PROBLEM: Extract every line of the material that holds the string "energía".

Data excerpts
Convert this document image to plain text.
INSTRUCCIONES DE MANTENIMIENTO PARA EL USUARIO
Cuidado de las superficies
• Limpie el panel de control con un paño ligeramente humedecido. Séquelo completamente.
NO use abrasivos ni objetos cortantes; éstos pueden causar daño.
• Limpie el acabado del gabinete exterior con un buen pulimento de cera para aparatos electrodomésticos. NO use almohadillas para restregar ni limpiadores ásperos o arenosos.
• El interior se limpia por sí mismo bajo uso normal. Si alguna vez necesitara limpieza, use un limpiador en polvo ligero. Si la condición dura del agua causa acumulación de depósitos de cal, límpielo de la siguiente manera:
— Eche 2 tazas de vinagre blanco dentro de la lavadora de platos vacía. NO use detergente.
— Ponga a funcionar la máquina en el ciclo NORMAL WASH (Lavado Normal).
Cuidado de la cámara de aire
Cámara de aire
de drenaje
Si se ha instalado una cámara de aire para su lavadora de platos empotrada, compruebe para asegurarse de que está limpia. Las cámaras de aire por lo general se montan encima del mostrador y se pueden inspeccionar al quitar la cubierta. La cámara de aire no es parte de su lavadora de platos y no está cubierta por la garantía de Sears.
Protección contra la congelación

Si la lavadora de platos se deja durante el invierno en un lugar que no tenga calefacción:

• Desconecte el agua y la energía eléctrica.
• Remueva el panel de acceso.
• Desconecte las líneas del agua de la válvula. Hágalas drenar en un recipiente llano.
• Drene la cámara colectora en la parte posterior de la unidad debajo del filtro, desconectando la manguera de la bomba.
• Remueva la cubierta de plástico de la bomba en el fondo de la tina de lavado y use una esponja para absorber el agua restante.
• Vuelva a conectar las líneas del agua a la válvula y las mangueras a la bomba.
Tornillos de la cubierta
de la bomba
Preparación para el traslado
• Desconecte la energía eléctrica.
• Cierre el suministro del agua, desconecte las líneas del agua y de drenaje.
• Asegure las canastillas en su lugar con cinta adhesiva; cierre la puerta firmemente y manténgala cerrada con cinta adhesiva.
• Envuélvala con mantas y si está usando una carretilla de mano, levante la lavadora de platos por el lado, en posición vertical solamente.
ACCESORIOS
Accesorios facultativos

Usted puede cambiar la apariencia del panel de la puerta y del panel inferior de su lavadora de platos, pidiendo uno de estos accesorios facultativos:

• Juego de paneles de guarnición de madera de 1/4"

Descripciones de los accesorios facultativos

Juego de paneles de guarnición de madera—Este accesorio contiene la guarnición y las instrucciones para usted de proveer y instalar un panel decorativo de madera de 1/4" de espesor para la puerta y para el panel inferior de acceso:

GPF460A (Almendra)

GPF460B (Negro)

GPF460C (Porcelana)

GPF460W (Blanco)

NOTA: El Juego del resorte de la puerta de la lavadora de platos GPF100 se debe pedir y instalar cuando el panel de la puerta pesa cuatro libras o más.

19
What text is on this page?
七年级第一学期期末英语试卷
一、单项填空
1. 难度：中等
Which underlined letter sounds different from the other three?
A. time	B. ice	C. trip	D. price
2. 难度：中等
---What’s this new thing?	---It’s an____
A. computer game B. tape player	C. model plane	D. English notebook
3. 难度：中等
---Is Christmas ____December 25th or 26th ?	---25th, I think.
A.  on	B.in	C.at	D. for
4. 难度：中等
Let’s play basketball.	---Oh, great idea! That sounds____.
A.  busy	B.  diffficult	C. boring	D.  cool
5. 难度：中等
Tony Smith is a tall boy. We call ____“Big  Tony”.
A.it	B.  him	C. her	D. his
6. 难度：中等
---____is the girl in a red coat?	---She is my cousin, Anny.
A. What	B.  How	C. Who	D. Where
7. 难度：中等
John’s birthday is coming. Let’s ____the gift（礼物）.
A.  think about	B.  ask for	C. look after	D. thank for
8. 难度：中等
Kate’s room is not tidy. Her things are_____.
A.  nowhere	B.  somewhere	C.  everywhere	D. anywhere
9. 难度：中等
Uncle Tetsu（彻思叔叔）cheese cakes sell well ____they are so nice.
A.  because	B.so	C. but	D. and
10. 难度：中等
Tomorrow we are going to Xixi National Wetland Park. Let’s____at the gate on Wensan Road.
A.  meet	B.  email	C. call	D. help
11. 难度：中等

REPLY:
• Desconecte el agua y la energía eléctrica.
• Desconecte la energía eléctrica.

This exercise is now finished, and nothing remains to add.